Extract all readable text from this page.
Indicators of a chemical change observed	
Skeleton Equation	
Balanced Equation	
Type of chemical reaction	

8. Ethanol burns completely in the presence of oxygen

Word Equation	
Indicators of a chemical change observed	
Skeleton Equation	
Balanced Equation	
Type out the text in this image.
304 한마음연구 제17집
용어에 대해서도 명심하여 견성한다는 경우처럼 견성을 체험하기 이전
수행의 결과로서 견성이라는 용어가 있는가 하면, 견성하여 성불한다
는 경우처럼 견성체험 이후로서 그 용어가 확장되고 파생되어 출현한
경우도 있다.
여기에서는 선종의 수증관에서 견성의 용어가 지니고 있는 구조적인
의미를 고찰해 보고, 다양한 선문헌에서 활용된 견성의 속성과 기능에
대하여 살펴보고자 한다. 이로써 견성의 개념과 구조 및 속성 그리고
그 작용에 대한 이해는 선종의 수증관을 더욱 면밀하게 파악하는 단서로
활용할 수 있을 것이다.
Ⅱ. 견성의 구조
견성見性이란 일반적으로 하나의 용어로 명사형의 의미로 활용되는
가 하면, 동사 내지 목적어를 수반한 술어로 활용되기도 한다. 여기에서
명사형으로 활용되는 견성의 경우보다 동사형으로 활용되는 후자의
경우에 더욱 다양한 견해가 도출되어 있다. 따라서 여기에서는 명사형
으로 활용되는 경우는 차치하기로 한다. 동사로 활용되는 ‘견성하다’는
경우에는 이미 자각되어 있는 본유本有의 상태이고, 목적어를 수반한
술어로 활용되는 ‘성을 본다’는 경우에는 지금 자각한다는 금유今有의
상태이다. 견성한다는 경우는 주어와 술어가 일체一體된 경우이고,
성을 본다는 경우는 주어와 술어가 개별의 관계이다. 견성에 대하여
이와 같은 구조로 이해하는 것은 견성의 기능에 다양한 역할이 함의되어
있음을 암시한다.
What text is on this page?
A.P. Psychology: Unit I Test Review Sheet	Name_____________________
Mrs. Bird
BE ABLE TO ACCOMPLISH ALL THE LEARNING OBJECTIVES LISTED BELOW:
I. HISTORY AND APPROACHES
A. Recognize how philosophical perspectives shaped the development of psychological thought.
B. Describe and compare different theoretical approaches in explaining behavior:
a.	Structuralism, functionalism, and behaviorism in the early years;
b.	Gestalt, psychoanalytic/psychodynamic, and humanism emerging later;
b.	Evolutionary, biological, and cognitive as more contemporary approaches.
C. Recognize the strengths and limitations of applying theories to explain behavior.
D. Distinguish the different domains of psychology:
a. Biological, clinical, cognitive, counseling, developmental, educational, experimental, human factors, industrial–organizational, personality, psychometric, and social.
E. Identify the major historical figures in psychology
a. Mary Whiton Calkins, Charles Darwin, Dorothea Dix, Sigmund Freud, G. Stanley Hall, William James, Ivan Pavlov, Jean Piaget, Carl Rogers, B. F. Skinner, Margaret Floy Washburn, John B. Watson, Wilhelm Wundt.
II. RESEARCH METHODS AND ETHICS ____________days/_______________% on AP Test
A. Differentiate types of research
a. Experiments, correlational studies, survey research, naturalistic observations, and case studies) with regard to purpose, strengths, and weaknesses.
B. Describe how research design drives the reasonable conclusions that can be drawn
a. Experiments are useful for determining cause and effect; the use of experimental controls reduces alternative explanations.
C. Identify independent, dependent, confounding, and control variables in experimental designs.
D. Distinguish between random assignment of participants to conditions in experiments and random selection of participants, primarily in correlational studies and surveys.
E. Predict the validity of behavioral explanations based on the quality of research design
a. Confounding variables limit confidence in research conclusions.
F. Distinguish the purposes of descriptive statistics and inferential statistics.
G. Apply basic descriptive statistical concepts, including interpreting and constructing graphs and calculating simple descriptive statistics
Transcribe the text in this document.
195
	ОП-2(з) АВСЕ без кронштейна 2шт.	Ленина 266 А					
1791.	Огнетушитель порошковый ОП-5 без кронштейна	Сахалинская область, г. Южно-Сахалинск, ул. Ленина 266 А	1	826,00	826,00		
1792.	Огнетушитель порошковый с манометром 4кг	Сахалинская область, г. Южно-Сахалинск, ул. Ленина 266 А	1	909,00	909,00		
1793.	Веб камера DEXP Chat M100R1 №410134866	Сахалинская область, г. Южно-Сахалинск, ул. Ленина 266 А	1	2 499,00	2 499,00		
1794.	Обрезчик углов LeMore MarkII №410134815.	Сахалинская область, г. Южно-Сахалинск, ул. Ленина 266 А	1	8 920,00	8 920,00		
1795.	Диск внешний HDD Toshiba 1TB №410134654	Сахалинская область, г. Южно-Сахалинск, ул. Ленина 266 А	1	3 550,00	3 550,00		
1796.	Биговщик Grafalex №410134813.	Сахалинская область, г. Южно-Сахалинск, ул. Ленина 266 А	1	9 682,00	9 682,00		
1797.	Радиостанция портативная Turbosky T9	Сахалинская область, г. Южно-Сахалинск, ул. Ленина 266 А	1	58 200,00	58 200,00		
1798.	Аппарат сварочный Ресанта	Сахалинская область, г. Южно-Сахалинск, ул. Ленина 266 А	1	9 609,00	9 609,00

- **TASK TO CARRY OUT**:
Reproduce every entry shown above, precisely as it stands.

- **RESULT OF THE TASK**:
Extract all readable text from this page.
Indicators of a chemical change observed	
Skeleton Equation	
Balanced Equation	
Type of chemical reaction	

8. Ethanol burns completely in the presence of oxygen

Word Equation	
Indicators of a chemical change observed	
Skeleton Equation	
Balanced Equation	
Type out the text in this image.
304 한마음연구 제17집
용어에 대해서도 명심하여 견성한다는 경우처럼 견성을 체험하기 이전
수행의 결과로서 견성이라는 용어가 있는가 하면, 견성하여 성불한다
는 경우처럼 견성체험 이후로서 그 용어가 확장되고 파생되어 출현한
경우도 있다.
여기에서는 선종의 수증관에서 견성의 용어가 지니고 있는 구조적인
의미를 고찰해 보고, 다양한 선문헌에서 활용된 견성의 속성과 기능에
대하여 살펴보고자 한다. 이로써 견성의 개념과 구조 및 속성 그리고
그 작용에 대한 이해는 선종의 수증관을 더욱 면밀하게 파악하는 단서로
활용할 수 있을 것이다.
Ⅱ. 견성의 구조
견성見性이란 일반적으로 하나의 용어로 명사형의 의미로 활용되는
가 하면, 동사 내지 목적어를 수반한 술어로 활용되기도 한다. 여기에서
명사형으로 활용되는 견성의 경우보다 동사형으로 활용되는 후자의
경우에 더욱 다양한 견해가 도출되어 있다. 따라서 여기에서는 명사형
으로 활용되는 경우는 차치하기로 한다. 동사로 활용되는 ‘견성하다’는
경우에는 이미 자각되어 있는 본유本有의 상태이고, 목적어를 수반한
술어로 활용되는 ‘성을 본다’는 경우에는 지금 자각한다는 금유今有의
상태이다. 견성한다는 경우는 주어와 술어가 일체一體된 경우이고,
성을 본다는 경우는 주어와 술어가 개별의 관계이다. 견성에 대하여
이와 같은 구조로 이해하는 것은 견성의 기능에 다양한 역할이 함의되어
있음을 암시한다.
What text is on this page?
A.P. Psychology: Unit I Test Review Sheet	Name_____________________
Mrs. Bird
BE ABLE TO ACCOMPLISH ALL THE LEARNING OBJECTIVES LISTED BELOW:
I. HISTORY AND APPROACHES
A. Recognize how philosophical perspectives shaped the development of psychological thought.
B. Describe and compare different theoretical approaches in explaining behavior:
a.	Structuralism, functionalism, and behaviorism in the early years;
b.	Gestalt, psychoanalytic/psychodynamic, and humanism emerging later;
b.	Evolutionary, biological, and cognitive as more contemporary approaches.
C. Recognize the strengths and limitations of applying theories to explain behavior.
D. Distinguish the different domains of psychology:
a. Biological, clinical, cognitive, counseling, developmental, educational, experimental, human factors, industrial–organizational, personality, psychometric, and social.
E. Identify the major historical figures in psychology
a. Mary Whiton Calkins, Charles Darwin, Dorothea Dix, Sigmund Freud, G. Stanley Hall, William James, Ivan Pavlov, Jean Piaget, Carl Rogers, B. F. Skinner, Margaret Floy Washburn, John B. Watson, Wilhelm Wundt.
II. RESEARCH METHODS AND ETHICS ____________days/_______________% on AP Test
A. Differentiate types of research
a. Experiments, correlational studies, survey research, naturalistic observations, and case studies) with regard to purpose, strengths, and weaknesses.
B. Describe how research design drives the reasonable conclusions that can be drawn
a. Experiments are useful for determining cause and effect; the use of experimental controls reduces alternative explanations.
C. Identify independent, dependent, confounding, and control variables in experimental designs.
D. Distinguish between random assignment of participants to conditions in experiments and random selection of participants, primarily in correlational studies and surveys.
E. Predict the validity of behavioral explanations based on the quality of research design
a. Confounding variables limit confidence in research conclusions.
F. Distinguish the purposes of descriptive statistics and inferential statistics.
G. Apply basic descriptive statistical concepts, including interpreting and constructing graphs and calculating simple descriptive statistics
Transcribe the text in this document.
195
	ОП-2(з) АВСЕ без кронштейна 2шт.	Ленина 266 А					
1791.	Огнетушитель порошковый ОП-5 без кронштейна	Сахалинская область, г. Южно-Сахалинск, ул. Ленина 266 А	1	826,00	826,00		
1792.	Огнетушитель порошковый с манометром 4кг	Сахалинская область, г. Южно-Сахалинск, ул. Ленина 266 А	1	909,00	909,00		
1793.	Веб камера DEXP Chat M100R1 №410134866	Сахалинская область, г. Южно-Сахалинск, ул. Ленина 266 А	1	2 499,00	2 499,00		
1794.	Обрезчик углов LeMore MarkII №410134815.	Сахалинская область, г. Южно-Сахалинск, ул. Ленина 266 А	1	8 920,00	8 920,00		
1795.	Диск внешний HDD Toshiba 1TB №410134654	Сахалинская область, г. Южно-Сахалинск, ул. Ленина 266 А	1	3 550,00	3 550,00		
1796.	Биговщик Grafalex №410134813.	Сахалинская область, г. Южно-Сахалинск, ул. Ленина 266 А	1	9 682,00	9 682,00		
1797.	Радиостанция портативная Turbosky T9	Сахалинская область, г. Южно-Сахалинск, ул. Ленина 266 А	1	58 200,00	58 200,00		
1798.	Аппарат сварочный Ресанта	Сахалинская область, г. Южно-Сахалинск, ул. Ленина 266 А	1	9 609,00	9 609,00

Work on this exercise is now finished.